* Written request
Reproduce each line that includes the word "Cheh".

■ ■ ■

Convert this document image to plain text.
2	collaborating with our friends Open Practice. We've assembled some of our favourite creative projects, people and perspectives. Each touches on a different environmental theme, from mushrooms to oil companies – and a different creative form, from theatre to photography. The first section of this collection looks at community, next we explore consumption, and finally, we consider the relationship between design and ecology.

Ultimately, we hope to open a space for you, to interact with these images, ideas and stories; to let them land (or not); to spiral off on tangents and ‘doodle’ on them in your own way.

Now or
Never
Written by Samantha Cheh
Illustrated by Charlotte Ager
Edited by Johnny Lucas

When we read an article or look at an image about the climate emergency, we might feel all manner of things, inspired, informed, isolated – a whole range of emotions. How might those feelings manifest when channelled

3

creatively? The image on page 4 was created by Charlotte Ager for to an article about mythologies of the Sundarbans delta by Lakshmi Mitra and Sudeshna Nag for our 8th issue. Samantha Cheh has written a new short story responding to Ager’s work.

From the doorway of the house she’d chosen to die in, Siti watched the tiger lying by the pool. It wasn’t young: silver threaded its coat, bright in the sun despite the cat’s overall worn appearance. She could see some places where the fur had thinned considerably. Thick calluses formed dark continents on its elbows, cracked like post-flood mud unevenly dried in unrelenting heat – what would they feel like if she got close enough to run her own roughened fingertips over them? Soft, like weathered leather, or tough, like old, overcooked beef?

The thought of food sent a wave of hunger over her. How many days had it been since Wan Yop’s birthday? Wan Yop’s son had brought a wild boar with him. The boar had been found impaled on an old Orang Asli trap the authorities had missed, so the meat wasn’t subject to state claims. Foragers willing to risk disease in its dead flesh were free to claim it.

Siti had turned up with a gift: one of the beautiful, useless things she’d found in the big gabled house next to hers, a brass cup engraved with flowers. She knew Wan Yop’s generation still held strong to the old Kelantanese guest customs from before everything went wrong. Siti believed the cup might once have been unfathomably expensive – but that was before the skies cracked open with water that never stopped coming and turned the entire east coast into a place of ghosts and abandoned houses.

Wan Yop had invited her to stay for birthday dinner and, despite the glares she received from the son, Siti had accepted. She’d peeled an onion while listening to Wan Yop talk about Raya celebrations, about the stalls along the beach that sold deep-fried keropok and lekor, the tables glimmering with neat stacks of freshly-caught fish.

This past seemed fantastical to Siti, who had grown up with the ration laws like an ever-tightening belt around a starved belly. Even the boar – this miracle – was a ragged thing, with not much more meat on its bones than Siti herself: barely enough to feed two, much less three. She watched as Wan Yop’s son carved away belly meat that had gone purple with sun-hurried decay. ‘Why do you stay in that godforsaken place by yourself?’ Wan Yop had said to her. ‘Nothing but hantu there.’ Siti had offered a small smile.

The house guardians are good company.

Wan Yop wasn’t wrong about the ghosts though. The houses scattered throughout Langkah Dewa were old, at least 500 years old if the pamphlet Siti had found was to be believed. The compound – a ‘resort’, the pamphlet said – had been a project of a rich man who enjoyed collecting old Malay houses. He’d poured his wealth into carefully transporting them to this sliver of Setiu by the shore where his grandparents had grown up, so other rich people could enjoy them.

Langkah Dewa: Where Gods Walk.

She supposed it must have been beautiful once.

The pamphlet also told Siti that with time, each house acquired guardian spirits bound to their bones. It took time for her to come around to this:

■ ■ ■

* Result
Written by Samantha Cheh
creatively? The image on page 4 was created by Charlotte Ager for to an article about mythologies of the Sundarbans delta by Lakshmi Mitra and Sudeshna Nag for our 8th issue. Samantha Cheh has written a new short story responding to Ager’s work.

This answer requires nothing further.